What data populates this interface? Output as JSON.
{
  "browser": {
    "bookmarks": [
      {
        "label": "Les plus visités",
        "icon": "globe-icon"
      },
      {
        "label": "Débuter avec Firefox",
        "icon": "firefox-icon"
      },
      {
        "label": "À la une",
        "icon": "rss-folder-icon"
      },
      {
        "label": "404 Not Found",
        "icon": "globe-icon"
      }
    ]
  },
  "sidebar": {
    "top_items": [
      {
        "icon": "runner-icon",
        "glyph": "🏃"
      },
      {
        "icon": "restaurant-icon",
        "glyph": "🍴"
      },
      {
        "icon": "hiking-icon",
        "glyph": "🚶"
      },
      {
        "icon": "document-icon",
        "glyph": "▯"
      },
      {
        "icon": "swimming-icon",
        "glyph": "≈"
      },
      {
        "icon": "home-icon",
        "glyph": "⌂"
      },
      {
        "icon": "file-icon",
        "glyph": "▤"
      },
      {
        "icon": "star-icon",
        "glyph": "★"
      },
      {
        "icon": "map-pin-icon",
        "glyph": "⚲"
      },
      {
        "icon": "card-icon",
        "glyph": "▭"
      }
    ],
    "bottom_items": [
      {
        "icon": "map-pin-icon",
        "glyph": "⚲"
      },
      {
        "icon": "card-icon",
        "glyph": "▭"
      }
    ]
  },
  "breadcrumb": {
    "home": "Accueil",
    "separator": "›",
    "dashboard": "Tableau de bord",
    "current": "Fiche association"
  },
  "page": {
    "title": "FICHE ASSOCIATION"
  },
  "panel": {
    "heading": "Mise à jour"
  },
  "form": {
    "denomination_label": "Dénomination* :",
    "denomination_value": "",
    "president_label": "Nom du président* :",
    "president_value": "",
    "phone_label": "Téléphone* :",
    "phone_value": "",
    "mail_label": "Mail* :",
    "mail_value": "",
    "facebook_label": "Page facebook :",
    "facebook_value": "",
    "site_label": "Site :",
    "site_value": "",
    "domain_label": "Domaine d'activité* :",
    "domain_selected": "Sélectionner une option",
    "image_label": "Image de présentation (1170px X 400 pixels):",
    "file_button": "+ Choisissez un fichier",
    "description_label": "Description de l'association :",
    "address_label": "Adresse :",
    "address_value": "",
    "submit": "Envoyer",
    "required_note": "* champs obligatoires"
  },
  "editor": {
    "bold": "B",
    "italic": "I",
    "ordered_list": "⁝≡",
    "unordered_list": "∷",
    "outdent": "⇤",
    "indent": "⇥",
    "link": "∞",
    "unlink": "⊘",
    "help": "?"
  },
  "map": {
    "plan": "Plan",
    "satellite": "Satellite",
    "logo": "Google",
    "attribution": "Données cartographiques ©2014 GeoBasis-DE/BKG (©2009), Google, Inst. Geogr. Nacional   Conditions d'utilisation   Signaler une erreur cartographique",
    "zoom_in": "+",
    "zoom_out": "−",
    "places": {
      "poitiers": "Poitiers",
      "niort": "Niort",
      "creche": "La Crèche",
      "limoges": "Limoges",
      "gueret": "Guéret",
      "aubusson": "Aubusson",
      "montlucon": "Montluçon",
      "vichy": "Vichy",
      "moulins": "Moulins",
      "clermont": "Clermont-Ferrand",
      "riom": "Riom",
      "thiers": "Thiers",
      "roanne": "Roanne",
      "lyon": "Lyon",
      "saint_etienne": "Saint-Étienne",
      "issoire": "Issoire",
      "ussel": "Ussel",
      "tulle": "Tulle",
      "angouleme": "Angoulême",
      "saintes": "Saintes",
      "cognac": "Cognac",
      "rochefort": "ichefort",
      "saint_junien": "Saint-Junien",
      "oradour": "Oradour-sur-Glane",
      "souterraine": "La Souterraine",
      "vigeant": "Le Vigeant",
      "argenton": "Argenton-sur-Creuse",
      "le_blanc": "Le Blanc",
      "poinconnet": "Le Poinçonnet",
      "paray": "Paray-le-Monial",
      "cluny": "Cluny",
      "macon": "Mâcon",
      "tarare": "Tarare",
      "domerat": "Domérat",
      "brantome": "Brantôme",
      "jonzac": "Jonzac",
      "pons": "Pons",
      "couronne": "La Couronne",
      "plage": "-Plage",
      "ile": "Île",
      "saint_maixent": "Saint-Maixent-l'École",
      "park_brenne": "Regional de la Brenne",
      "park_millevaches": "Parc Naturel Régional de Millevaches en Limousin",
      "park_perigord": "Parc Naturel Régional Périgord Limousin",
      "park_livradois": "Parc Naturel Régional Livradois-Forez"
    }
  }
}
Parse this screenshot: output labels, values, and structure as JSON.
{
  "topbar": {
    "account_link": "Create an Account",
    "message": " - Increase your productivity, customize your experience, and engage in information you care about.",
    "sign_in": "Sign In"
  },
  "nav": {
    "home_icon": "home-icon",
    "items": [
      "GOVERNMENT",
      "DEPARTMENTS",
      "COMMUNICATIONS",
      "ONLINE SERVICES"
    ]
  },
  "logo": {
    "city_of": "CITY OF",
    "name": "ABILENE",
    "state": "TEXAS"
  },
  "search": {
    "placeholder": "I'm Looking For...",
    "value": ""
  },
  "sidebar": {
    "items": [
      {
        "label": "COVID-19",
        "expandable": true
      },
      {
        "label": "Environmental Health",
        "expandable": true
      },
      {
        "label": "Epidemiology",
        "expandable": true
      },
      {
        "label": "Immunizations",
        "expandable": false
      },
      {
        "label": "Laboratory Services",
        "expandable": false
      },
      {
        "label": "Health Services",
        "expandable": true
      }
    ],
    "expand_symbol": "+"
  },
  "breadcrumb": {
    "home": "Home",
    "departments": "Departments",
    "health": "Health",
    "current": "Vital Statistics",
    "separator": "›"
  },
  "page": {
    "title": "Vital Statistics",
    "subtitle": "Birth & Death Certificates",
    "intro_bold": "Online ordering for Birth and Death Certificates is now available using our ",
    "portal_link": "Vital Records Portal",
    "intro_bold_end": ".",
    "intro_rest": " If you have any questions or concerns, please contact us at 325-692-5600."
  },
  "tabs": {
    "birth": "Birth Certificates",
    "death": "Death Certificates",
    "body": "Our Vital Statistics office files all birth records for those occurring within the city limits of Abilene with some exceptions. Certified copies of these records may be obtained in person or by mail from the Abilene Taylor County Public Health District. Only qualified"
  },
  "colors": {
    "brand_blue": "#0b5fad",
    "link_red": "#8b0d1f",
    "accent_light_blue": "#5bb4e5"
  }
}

Short exercise
Copy the records above exactly as they appear.

Result of this exercise
What data populates this interface? Output as JSON.
{
  "browser": {
    "bookmarks": [
      {
        "label": "Les plus visités",
        "icon": "globe-icon"
      },
      {
        "label": "Débuter avec Firefox",
        "icon": "firefox-icon"
      },
      {
        "label": "À la une",
        "icon": "rss-folder-icon"
      },
      {
        "label": "404 Not Found",
        "icon": "globe-icon"
      }
    ]
  },
  "sidebar": {
    "top_items": [
      {
        "icon": "runner-icon",
        "glyph": "🏃"
      },
      {
        "icon": "restaurant-icon",
        "glyph": "🍴"
      },
      {
        "icon": "hiking-icon",
        "glyph": "🚶"
      },
      {
        "icon": "document-icon",
        "glyph": "▯"
      },
      {
        "icon": "swimming-icon",
        "glyph": "≈"
      },
      {
        "icon": "home-icon",
        "glyph": "⌂"
      },
      {
        "icon": "file-icon",
        "glyph": "▤"
      },
      {
        "icon": "star-icon",
        "glyph": "★"
      },
      {
        "icon": "map-pin-icon",
        "glyph": "⚲"
      },
      {
        "icon": "card-icon",
        "glyph": "▭"
      }
    ],
    "bottom_items": [
      {
        "icon": "map-pin-icon",
        "glyph": "⚲"
      },
      {
        "icon": "card-icon",
        "glyph": "▭"
      }
    ]
  },
  "breadcrumb": {
    "home": "Accueil",
    "separator": "›",
    "dashboard": "Tableau de bord",
    "current": "Fiche association"
  },
  "page": {
    "title": "FICHE ASSOCIATION"
  },
  "panel": {
    "heading": "Mise à jour"
  },
  "form": {
    "denomination_label": "Dénomination* :",
    "denomination_value": "",
    "president_label": "Nom du président* :",
    "president_value": "",
    "phone_label": "Téléphone* :",
    "phone_value": "",
    "mail_label": "Mail* :",
    "mail_value": "",
    "facebook_label": "Page facebook :",
    "facebook_value": "",
    "site_label": "Site :",
    "site_value": "",
    "domain_label": "Domaine d'activité* :",
    "domain_selected": "Sélectionner une option",
    "image_label": "Image de présentation (1170px X 400 pixels):",
    "file_button": "+ Choisissez un fichier",
    "description_label": "Description de l'association :",
    "address_label": "Adresse :",
    "address_value": "",
    "submit": "Envoyer",
    "required_note": "* champs obligatoires"
  },
  "editor": {
    "bold": "B",
    "italic": "I",
    "ordered_list": "⁝≡",
    "unordered_list": "∷",
    "outdent": "⇤",
    "indent": "⇥",
    "link": "∞",
    "unlink": "⊘",
    "help": "?"
  },
  "map": {
    "plan": "Plan",
    "satellite": "Satellite",
    "logo": "Google",
    "attribution": "Données cartographiques ©2014 GeoBasis-DE/BKG (©2009), Google, Inst. Geogr. Nacional   Conditions d'utilisation   Signaler une erreur cartographique",
    "zoom_in": "+",
    "zoom_out": "−",
    "places": {
      "poitiers": "Poitiers",
      "niort": "Niort",
      "creche": "La Crèche",
      "limoges": "Limoges",
      "gueret": "Guéret",
      "aubusson": "Aubusson",
      "montlucon": "Montluçon",
      "vichy": "Vichy",
      "moulins": "Moulins",
      "clermont": "Clermont-Ferrand",
      "riom": "Riom",
      "thiers": "Thiers",
      "roanne": "Roanne",
      "lyon": "Lyon",
      "saint_etienne": "Saint-Étienne",
      "issoire": "Issoire",
      "ussel": "Ussel",
      "tulle": "Tulle",
      "angouleme": "Angoulême",
      "saintes": "Saintes",
      "cognac": "Cognac",
      "rochefort": "ichefort",
      "saint_junien": "Saint-Junien",
      "oradour": "Oradour-sur-Glane",
      "souterraine": "La Souterraine",
      "vigeant": "Le Vigeant",
      "argenton": "Argenton-sur-Creuse",
      "le_blanc": "Le Blanc",
      "poinconnet": "Le Poinçonnet",
      "paray": "Paray-le-Monial",
      "cluny": "Cluny",
      "macon": "Mâcon",
      "tarare": "Tarare",
      "domerat": "Domérat",
      "brantome": "Brantôme",
      "jonzac": "Jonzac",
      "pons": "Pons",
      "couronne": "La Couronne",
      "plage": "-Plage",
      "ile": "Île",
      "saint_maixent": "Saint-Maixent-l'École",
      "park_brenne": "Regional de la Brenne",
      "park_millevaches": "Parc Naturel Régional de Millevaches en Limousin",
      "park_perigord": "Parc Naturel Régional Périgord Limousin",
      "park_livradois": "Parc Naturel Régional Livradois-Forez"
    }
  }
}
Parse this screenshot: output labels, values, and structure as JSON.
{
  "topbar": {
    "account_link": "Create an Account",
    "message": " - Increase your productivity, customize your experience, and engage in information you care about.",
    "sign_in": "Sign In"
  },
  "nav": {
    "home_icon": "home-icon",
    "items": [
      "GOVERNMENT",
      "DEPARTMENTS",
      "COMMUNICATIONS",
      "ONLINE SERVICES"
    ]
  },
  "logo": {
    "city_of": "CITY OF",
    "name": "ABILENE",
    "state": "TEXAS"
  },
  "search": {
    "placeholder": "I'm Looking For...",
    "value": ""
  },
  "sidebar": {
    "items": [
      {
        "label": "COVID-19",
        "expandable": true
      },
      {
        "label": "Environmental Health",
        "expandable": true
      },
      {
        "label": "Epidemiology",
        "expandable": true
      },
      {
        "label": "Immunizations",
        "expandable": false
      },
      {
        "label": "Laboratory Services",
        "expandable": false
      },
      {
        "label": "Health Services",
        "expandable": true
      }
    ],
    "expand_symbol": "+"
  },
  "breadcrumb": {
    "home": "Home",
    "departments": "Departments",
    "health": "Health",
    "current": "Vital Statistics",
    "separator": "›"
  },
  "page": {
    "title": "Vital Statistics",
    "subtitle": "Birth & Death Certificates",
    "intro_bold": "Online ordering for Birth and Death Certificates is now available using our ",
    "portal_link": "Vital Records Portal",
    "intro_bold_end": ".",
    "intro_rest": " If you have any questions or concerns, please contact us at 325-692-5600."
  },
  "tabs": {
    "birth": "Birth Certificates",
    "death": "Death Certificates",
    "body": "Our Vital Statistics office files all birth records for those occurring within the city limits of Abilene with some exceptions. Certified copies of these records may be obtained in person or by mail from the Abilene Taylor County Public Health District. Only qualified"
  },
  "colors": {
    "brand_blue": "#0b5fad",
    "link_red": "#8b0d1f",
    "accent_light_blue": "#5bb4e5"
  }
}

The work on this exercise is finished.